Task goal:
Identify every line in the rows that contains the string "data". Copy each of those lines in full.

=== The records ===

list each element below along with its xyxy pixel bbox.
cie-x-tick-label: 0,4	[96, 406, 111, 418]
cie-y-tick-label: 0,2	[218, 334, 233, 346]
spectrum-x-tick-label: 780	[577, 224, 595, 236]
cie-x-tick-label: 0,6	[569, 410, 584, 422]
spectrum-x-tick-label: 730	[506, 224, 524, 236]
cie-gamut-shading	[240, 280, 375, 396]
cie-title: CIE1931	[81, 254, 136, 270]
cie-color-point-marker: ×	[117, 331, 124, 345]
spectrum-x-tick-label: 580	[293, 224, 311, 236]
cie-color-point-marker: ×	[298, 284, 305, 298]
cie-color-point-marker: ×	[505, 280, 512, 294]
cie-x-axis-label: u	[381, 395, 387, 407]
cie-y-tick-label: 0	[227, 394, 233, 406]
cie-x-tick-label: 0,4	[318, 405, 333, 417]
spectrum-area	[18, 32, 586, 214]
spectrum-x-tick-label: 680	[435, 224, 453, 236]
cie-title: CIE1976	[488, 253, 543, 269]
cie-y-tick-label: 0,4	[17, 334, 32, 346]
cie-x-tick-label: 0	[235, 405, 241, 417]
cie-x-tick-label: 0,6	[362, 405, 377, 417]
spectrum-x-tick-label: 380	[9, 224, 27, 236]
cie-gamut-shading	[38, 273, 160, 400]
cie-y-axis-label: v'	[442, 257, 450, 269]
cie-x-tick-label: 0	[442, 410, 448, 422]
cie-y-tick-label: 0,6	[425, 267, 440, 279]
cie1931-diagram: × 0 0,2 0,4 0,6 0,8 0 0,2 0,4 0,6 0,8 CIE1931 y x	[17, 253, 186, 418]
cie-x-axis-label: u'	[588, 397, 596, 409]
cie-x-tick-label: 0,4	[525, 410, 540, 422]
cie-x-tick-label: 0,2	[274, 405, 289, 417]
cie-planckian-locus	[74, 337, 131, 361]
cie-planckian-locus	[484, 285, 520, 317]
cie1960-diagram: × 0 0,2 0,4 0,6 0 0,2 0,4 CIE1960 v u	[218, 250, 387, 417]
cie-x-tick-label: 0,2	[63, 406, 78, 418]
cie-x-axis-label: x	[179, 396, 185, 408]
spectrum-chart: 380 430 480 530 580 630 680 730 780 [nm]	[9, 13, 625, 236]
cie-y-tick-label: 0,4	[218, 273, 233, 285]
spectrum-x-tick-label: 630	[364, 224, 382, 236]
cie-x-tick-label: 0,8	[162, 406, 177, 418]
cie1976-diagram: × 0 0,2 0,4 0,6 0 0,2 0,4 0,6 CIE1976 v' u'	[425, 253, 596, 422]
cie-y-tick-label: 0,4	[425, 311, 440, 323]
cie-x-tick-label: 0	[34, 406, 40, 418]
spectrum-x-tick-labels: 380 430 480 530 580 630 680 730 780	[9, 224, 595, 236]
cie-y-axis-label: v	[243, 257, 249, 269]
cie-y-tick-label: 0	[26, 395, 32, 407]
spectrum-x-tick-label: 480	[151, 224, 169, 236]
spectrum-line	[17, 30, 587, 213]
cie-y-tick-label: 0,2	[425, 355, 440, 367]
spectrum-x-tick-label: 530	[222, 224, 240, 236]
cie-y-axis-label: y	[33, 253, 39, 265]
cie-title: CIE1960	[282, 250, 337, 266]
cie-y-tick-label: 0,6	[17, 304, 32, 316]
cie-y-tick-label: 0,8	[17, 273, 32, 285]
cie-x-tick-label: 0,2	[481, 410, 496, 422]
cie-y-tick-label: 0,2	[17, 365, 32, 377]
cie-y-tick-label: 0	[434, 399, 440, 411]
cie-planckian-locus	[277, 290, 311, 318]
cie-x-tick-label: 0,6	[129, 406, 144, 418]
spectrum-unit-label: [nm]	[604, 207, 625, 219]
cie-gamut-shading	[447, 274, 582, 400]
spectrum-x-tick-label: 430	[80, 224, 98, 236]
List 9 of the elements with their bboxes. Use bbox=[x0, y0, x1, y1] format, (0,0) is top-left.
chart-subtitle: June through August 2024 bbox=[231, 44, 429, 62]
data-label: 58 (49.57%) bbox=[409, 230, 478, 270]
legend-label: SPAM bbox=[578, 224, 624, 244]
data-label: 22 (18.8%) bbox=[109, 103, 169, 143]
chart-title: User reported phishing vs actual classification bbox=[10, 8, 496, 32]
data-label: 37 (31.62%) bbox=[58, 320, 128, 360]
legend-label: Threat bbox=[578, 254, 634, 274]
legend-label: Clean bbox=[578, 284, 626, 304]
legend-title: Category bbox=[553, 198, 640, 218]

===

Response:
data-label: 58 (49.57%) bbox=[409, 230, 478, 270]
data-label: 22 (18.8%) bbox=[109, 103, 169, 143]
data-label: 37 (31.62%) bbox=[58, 320, 128, 360]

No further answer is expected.